(Task brief)
Search the records for "SRMTID". Copy every line where it appears.

——

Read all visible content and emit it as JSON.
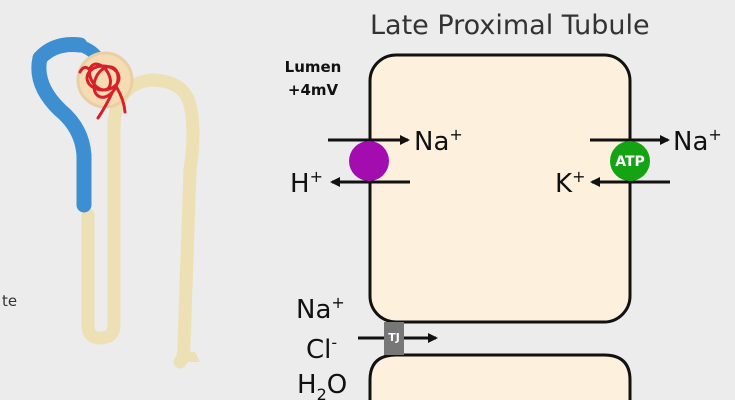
{
  "diagram": {
    "title": "Late Proximal Tubule",
    "lumen_label_1": "Lumen",
    "lumen_label_2": "+4mV",
    "left_edge_text": "te",
    "ions": {
      "na_base": "Na",
      "na_sup": "+",
      "h_base": "H",
      "h_sup": "+",
      "k_base": "K",
      "k_sup": "+",
      "cl_base": "Cl",
      "cl_sup": "-",
      "h2o_h": "H",
      "h2o_sub": "2",
      "h2o_o": "O"
    },
    "atp_label": "ATP",
    "tj_label": "TJ"
  },
  "colors": {
    "cell_fill": "#fdf0dd",
    "exchanger": "#a30db0",
    "atpase": "#13a313",
    "tight_junction": "#777777",
    "nephron_blue": "#3d8fd1",
    "nephron_tan": "#ede0b4",
    "glomerulus_red": "#d8202a",
    "background": "#ececec"
  }
}
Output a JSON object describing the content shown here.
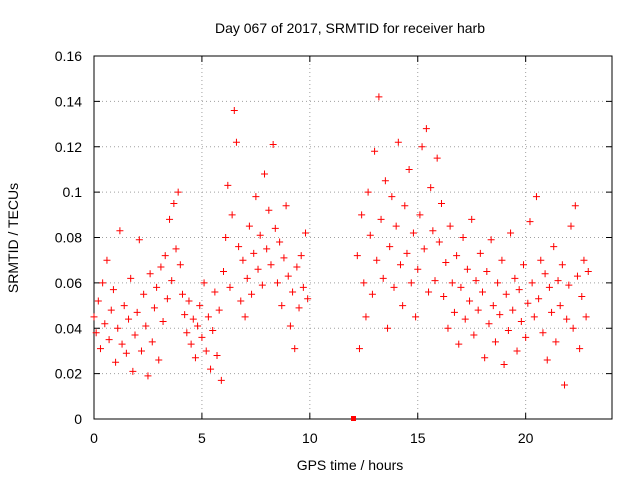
{
  "chart_data": {
    "type": "scatter",
    "title": "Day 067 of 2017, SRMTID for receiver harb",
    "xlabel": "GPS time / hours",
    "ylabel": "SRMTID / TECUs",
    "xlim": [
      0,
      24
    ],
    "ylim": [
      0,
      0.16
    ],
    "x_ticks": [
      0,
      5,
      10,
      15,
      20
    ],
    "x_tick_labels": [
      "0",
      "5",
      "10",
      "15",
      "20"
    ],
    "y_ticks": [
      0,
      0.02,
      0.04,
      0.06,
      0.08,
      0.1,
      0.12,
      0.14,
      0.16
    ],
    "y_tick_labels": [
      "0",
      "0.02",
      "0.04",
      "0.06",
      "0.08",
      "0.1",
      "0.12",
      "0.14",
      "0.16"
    ],
    "grid": true,
    "marker": "+",
    "series": [
      {
        "name": "SRMTID",
        "color": "#ff0000",
        "points": [
          [
            0.0,
            0.045
          ],
          [
            0.1,
            0.038
          ],
          [
            0.2,
            0.052
          ],
          [
            0.3,
            0.031
          ],
          [
            0.4,
            0.06
          ],
          [
            0.5,
            0.042
          ],
          [
            0.6,
            0.07
          ],
          [
            0.7,
            0.035
          ],
          [
            0.8,
            0.048
          ],
          [
            0.9,
            0.057
          ],
          [
            1.0,
            0.025
          ],
          [
            1.1,
            0.04
          ],
          [
            1.2,
            0.083
          ],
          [
            1.3,
            0.033
          ],
          [
            1.4,
            0.05
          ],
          [
            1.5,
            0.029
          ],
          [
            1.6,
            0.044
          ],
          [
            1.7,
            0.062
          ],
          [
            1.8,
            0.021
          ],
          [
            1.9,
            0.037
          ],
          [
            2.0,
            0.047
          ],
          [
            2.1,
            0.079
          ],
          [
            2.2,
            0.03
          ],
          [
            2.3,
            0.055
          ],
          [
            2.4,
            0.041
          ],
          [
            2.5,
            0.019
          ],
          [
            2.6,
            0.064
          ],
          [
            2.7,
            0.034
          ],
          [
            2.8,
            0.049
          ],
          [
            2.9,
            0.058
          ],
          [
            3.0,
            0.026
          ],
          [
            3.1,
            0.067
          ],
          [
            3.2,
            0.043
          ],
          [
            3.3,
            0.072
          ],
          [
            3.4,
            0.053
          ],
          [
            3.5,
            0.088
          ],
          [
            3.6,
            0.061
          ],
          [
            3.7,
            0.095
          ],
          [
            3.8,
            0.075
          ],
          [
            3.9,
            0.1
          ],
          [
            4.0,
            0.068
          ],
          [
            4.1,
            0.055
          ],
          [
            4.2,
            0.046
          ],
          [
            4.3,
            0.038
          ],
          [
            4.4,
            0.052
          ],
          [
            4.5,
            0.033
          ],
          [
            4.6,
            0.044
          ],
          [
            4.7,
            0.027
          ],
          [
            4.8,
            0.041
          ],
          [
            4.9,
            0.05
          ],
          [
            5.0,
            0.036
          ],
          [
            5.1,
            0.06
          ],
          [
            5.2,
            0.03
          ],
          [
            5.3,
            0.045
          ],
          [
            5.4,
            0.022
          ],
          [
            5.5,
            0.039
          ],
          [
            5.6,
            0.056
          ],
          [
            5.7,
            0.028
          ],
          [
            5.8,
            0.048
          ],
          [
            5.9,
            0.017
          ],
          [
            6.0,
            0.065
          ],
          [
            6.1,
            0.08
          ],
          [
            6.2,
            0.103
          ],
          [
            6.3,
            0.058
          ],
          [
            6.4,
            0.09
          ],
          [
            6.5,
            0.136
          ],
          [
            6.6,
            0.122
          ],
          [
            6.7,
            0.076
          ],
          [
            6.8,
            0.052
          ],
          [
            6.9,
            0.07
          ],
          [
            7.0,
            0.045
          ],
          [
            7.1,
            0.062
          ],
          [
            7.2,
            0.085
          ],
          [
            7.3,
            0.055
          ],
          [
            7.4,
            0.073
          ],
          [
            7.5,
            0.098
          ],
          [
            7.6,
            0.066
          ],
          [
            7.7,
            0.081
          ],
          [
            7.8,
            0.059
          ],
          [
            7.9,
            0.108
          ],
          [
            8.0,
            0.075
          ],
          [
            8.1,
            0.092
          ],
          [
            8.2,
            0.068
          ],
          [
            8.3,
            0.121
          ],
          [
            8.4,
            0.084
          ],
          [
            8.5,
            0.06
          ],
          [
            8.6,
            0.078
          ],
          [
            8.7,
            0.05
          ],
          [
            8.8,
            0.071
          ],
          [
            8.9,
            0.094
          ],
          [
            9.0,
            0.063
          ],
          [
            9.1,
            0.041
          ],
          [
            9.2,
            0.056
          ],
          [
            9.3,
            0.031
          ],
          [
            9.4,
            0.067
          ],
          [
            9.5,
            0.049
          ],
          [
            9.6,
            0.072
          ],
          [
            9.7,
            0.058
          ],
          [
            9.8,
            0.082
          ],
          [
            9.9,
            0.053
          ],
          [
            12.2,
            0.072
          ],
          [
            12.3,
            0.031
          ],
          [
            12.4,
            0.09
          ],
          [
            12.5,
            0.06
          ],
          [
            12.6,
            0.045
          ],
          [
            12.7,
            0.1
          ],
          [
            12.8,
            0.081
          ],
          [
            12.9,
            0.055
          ],
          [
            13.0,
            0.118
          ],
          [
            13.1,
            0.07
          ],
          [
            13.2,
            0.142
          ],
          [
            13.3,
            0.088
          ],
          [
            13.4,
            0.062
          ],
          [
            13.5,
            0.105
          ],
          [
            13.6,
            0.04
          ],
          [
            13.7,
            0.076
          ],
          [
            13.8,
            0.098
          ],
          [
            13.9,
            0.058
          ],
          [
            14.0,
            0.085
          ],
          [
            14.1,
            0.122
          ],
          [
            14.2,
            0.068
          ],
          [
            14.3,
            0.05
          ],
          [
            14.4,
            0.094
          ],
          [
            14.5,
            0.073
          ],
          [
            14.6,
            0.11
          ],
          [
            14.7,
            0.06
          ],
          [
            14.8,
            0.082
          ],
          [
            14.9,
            0.045
          ],
          [
            15.0,
            0.066
          ],
          [
            15.1,
            0.09
          ],
          [
            15.2,
            0.12
          ],
          [
            15.3,
            0.075
          ],
          [
            15.4,
            0.128
          ],
          [
            15.5,
            0.056
          ],
          [
            15.6,
            0.102
          ],
          [
            15.7,
            0.083
          ],
          [
            15.8,
            0.061
          ],
          [
            15.9,
            0.115
          ],
          [
            16.0,
            0.078
          ],
          [
            16.1,
            0.095
          ],
          [
            16.2,
            0.054
          ],
          [
            16.3,
            0.069
          ],
          [
            16.4,
            0.04
          ],
          [
            16.5,
            0.085
          ],
          [
            16.6,
            0.06
          ],
          [
            16.7,
            0.047
          ],
          [
            16.8,
            0.072
          ],
          [
            16.9,
            0.033
          ],
          [
            17.0,
            0.058
          ],
          [
            17.1,
            0.08
          ],
          [
            17.2,
            0.044
          ],
          [
            17.3,
            0.066
          ],
          [
            17.4,
            0.052
          ],
          [
            17.5,
            0.088
          ],
          [
            17.6,
            0.037
          ],
          [
            17.7,
            0.061
          ],
          [
            17.8,
            0.048
          ],
          [
            17.9,
            0.073
          ],
          [
            18.0,
            0.056
          ],
          [
            18.1,
            0.027
          ],
          [
            18.2,
            0.065
          ],
          [
            18.3,
            0.042
          ],
          [
            18.4,
            0.079
          ],
          [
            18.5,
            0.05
          ],
          [
            18.6,
            0.034
          ],
          [
            18.7,
            0.06
          ],
          [
            18.8,
            0.046
          ],
          [
            18.9,
            0.07
          ],
          [
            19.0,
            0.024
          ],
          [
            19.1,
            0.055
          ],
          [
            19.2,
            0.039
          ],
          [
            19.3,
            0.082
          ],
          [
            19.4,
            0.048
          ],
          [
            19.5,
            0.062
          ],
          [
            19.6,
            0.03
          ],
          [
            19.7,
            0.057
          ],
          [
            19.8,
            0.043
          ],
          [
            19.9,
            0.068
          ],
          [
            20.0,
            0.036
          ],
          [
            20.1,
            0.051
          ],
          [
            20.2,
            0.087
          ],
          [
            20.3,
            0.06
          ],
          [
            20.4,
            0.045
          ],
          [
            20.5,
            0.098
          ],
          [
            20.6,
            0.053
          ],
          [
            20.7,
            0.07
          ],
          [
            20.8,
            0.038
          ],
          [
            20.9,
            0.064
          ],
          [
            21.0,
            0.026
          ],
          [
            21.1,
            0.058
          ],
          [
            21.2,
            0.047
          ],
          [
            21.3,
            0.076
          ],
          [
            21.4,
            0.034
          ],
          [
            21.5,
            0.061
          ],
          [
            21.6,
            0.05
          ],
          [
            21.7,
            0.068
          ],
          [
            21.8,
            0.015
          ],
          [
            21.9,
            0.044
          ],
          [
            22.0,
            0.059
          ],
          [
            22.1,
            0.085
          ],
          [
            22.2,
            0.04
          ],
          [
            22.3,
            0.094
          ],
          [
            22.4,
            0.063
          ],
          [
            22.5,
            0.031
          ],
          [
            22.6,
            0.054
          ],
          [
            22.7,
            0.07
          ],
          [
            22.8,
            0.045
          ],
          [
            22.9,
            0.065
          ]
        ]
      }
    ]
  }
}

——

(Completed exercise)
    "title": "Day 067 of 2017, SRMTID for receiver harb",
    "ylabel": "SRMTID / TECUs",
        "name": "SRMTID",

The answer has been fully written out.